▸ **TASK TO CARRY OUT**
All of the data that follows should be retyped exactly, please, except the pictures.

---

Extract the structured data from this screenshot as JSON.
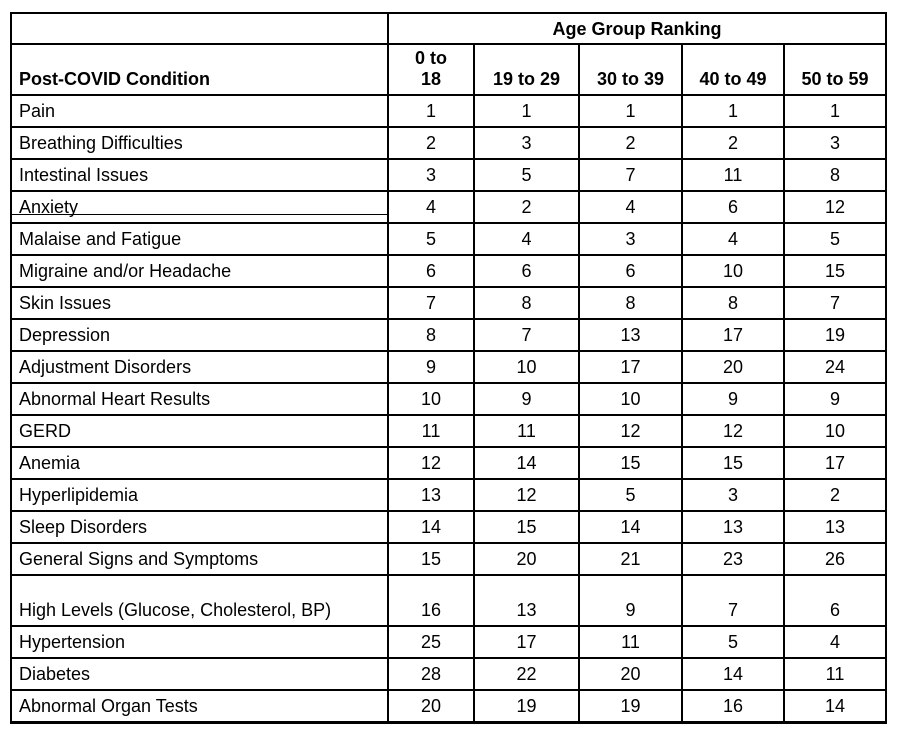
{
  "colors": {
    "border": "#000000",
    "text": "#000000",
    "background": "#ffffff"
  },
  "chart_data": {
    "type": "table",
    "title": "Age Group Ranking",
    "row_header_label": "Post-COVID Condition",
    "columns": [
      "0 to\n18",
      "19 to 29",
      "30 to 39",
      "40 to 49",
      "50 to 59"
    ],
    "rows": [
      {
        "condition": "Pain",
        "ranks": [
          1,
          1,
          1,
          1,
          1
        ]
      },
      {
        "condition": "Breathing Difficulties",
        "ranks": [
          2,
          3,
          2,
          2,
          3
        ]
      },
      {
        "condition": "Intestinal Issues",
        "ranks": [
          3,
          5,
          7,
          11,
          8
        ]
      },
      {
        "condition": "Anxiety",
        "ranks": [
          4,
          2,
          4,
          6,
          12
        ]
      },
      {
        "condition": "Malaise and Fatigue",
        "ranks": [
          5,
          4,
          3,
          4,
          5
        ]
      },
      {
        "condition": "Migraine and/or Headache",
        "ranks": [
          6,
          6,
          6,
          10,
          15
        ]
      },
      {
        "condition": "Skin Issues",
        "ranks": [
          7,
          8,
          8,
          8,
          7
        ]
      },
      {
        "condition": "Depression",
        "ranks": [
          8,
          7,
          13,
          17,
          19
        ]
      },
      {
        "condition": "Adjustment Disorders",
        "ranks": [
          9,
          10,
          17,
          20,
          24
        ]
      },
      {
        "condition": "Abnormal Heart Results",
        "ranks": [
          10,
          9,
          10,
          9,
          9
        ]
      },
      {
        "condition": "GERD",
        "ranks": [
          11,
          11,
          12,
          12,
          10
        ]
      },
      {
        "condition": "Anemia",
        "ranks": [
          12,
          14,
          15,
          15,
          17
        ]
      },
      {
        "condition": "Hyperlipidemia",
        "ranks": [
          13,
          12,
          5,
          3,
          2
        ]
      },
      {
        "condition": "Sleep Disorders",
        "ranks": [
          14,
          15,
          14,
          13,
          13
        ]
      },
      {
        "condition": "General Signs and Symptoms",
        "ranks": [
          15,
          20,
          21,
          23,
          26
        ]
      },
      {
        "condition": "High Levels (Glucose, Cholesterol, BP)",
        "ranks": [
          16,
          13,
          9,
          7,
          6
        ]
      },
      {
        "condition": "Hypertension",
        "ranks": [
          25,
          17,
          11,
          5,
          4
        ]
      },
      {
        "condition": "Diabetes",
        "ranks": [
          28,
          22,
          20,
          14,
          11
        ]
      },
      {
        "condition": "Abnormal Organ Tests",
        "ranks": [
          20,
          19,
          19,
          16,
          14
        ]
      }
    ]
  }
}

---

▸ **THE REPLY**
Extract the structured data from this screenshot as JSON.
{
  "colors": {
    "border": "#000000",
    "text": "#000000",
    "background": "#ffffff"
  },
  "chart_data": {
    "type": "table",
    "title": "Age Group Ranking",
    "row_header_label": "Post-COVID Condition",
    "columns": [
      "0 to\n18",
      "19 to 29",
      "30 to 39",
      "40 to 49",
      "50 to 59"
    ],
    "rows": [
      {
        "condition": "Pain",
        "ranks": [
          1,
          1,
          1,
          1,
          1
        ]
      },
      {
        "condition": "Breathing Difficulties",
        "ranks": [
          2,
          3,
          2,
          2,
          3
        ]
      },
      {
        "condition": "Intestinal Issues",
        "ranks": [
          3,
          5,
          7,
          11,
          8
        ]
      },
      {
        "condition": "Anxiety",
        "ranks": [
          4,
          2,
          4,
          6,
          12
        ]
      },
      {
        "condition": "Malaise and Fatigue",
        "ranks": [
          5,
          4,
          3,
          4,
          5
        ]
      },
      {
        "condition": "Migraine and/or Headache",
        "ranks": [
          6,
          6,
          6,
          10,
          15
        ]
      },
      {
        "condition": "Skin Issues",
        "ranks": [
          7,
          8,
          8,
          8,
          7
        ]
      },
      {
        "condition": "Depression",
        "ranks": [
          8,
          7,
          13,
          17,
          19
        ]
      },
      {
        "condition": "Adjustment Disorders",
        "ranks": [
          9,
          10,
          17,
          20,
          24
        ]
      },
      {
        "condition": "Abnormal Heart Results",
        "ranks": [
          10,
          9,
          10,
          9,
          9
        ]
      },
      {
        "condition": "GERD",
        "ranks": [
          11,
          11,
          12,
          12,
          10
        ]
      },
      {
        "condition": "Anemia",
        "ranks": [
          12,
          14,
          15,
          15,
          17
        ]
      },
      {
        "condition": "Hyperlipidemia",
        "ranks": [
          13,
          12,
          5,
          3,
          2
        ]
      },
      {
        "condition": "Sleep Disorders",
        "ranks": [
          14,
          15,
          14,
          13,
          13
        ]
      },
      {
        "condition": "General Signs and Symptoms",
        "ranks": [
          15,
          20,
          21,
          23,
          26
        ]
      },
      {
        "condition": "High Levels (Glucose, Cholesterol, BP)",
        "ranks": [
          16,
          13,
          9,
          7,
          6
        ]
      },
      {
        "condition": "Hypertension",
        "ranks": [
          25,
          17,
          11,
          5,
          4
        ]
      },
      {
        "condition": "Diabetes",
        "ranks": [
          28,
          22,
          20,
          14,
          11
        ]
      },
      {
        "condition": "Abnormal Organ Tests",
        "ranks": [
          20,
          19,
          19,
          16,
          14
        ]
      }
    ]
  }
}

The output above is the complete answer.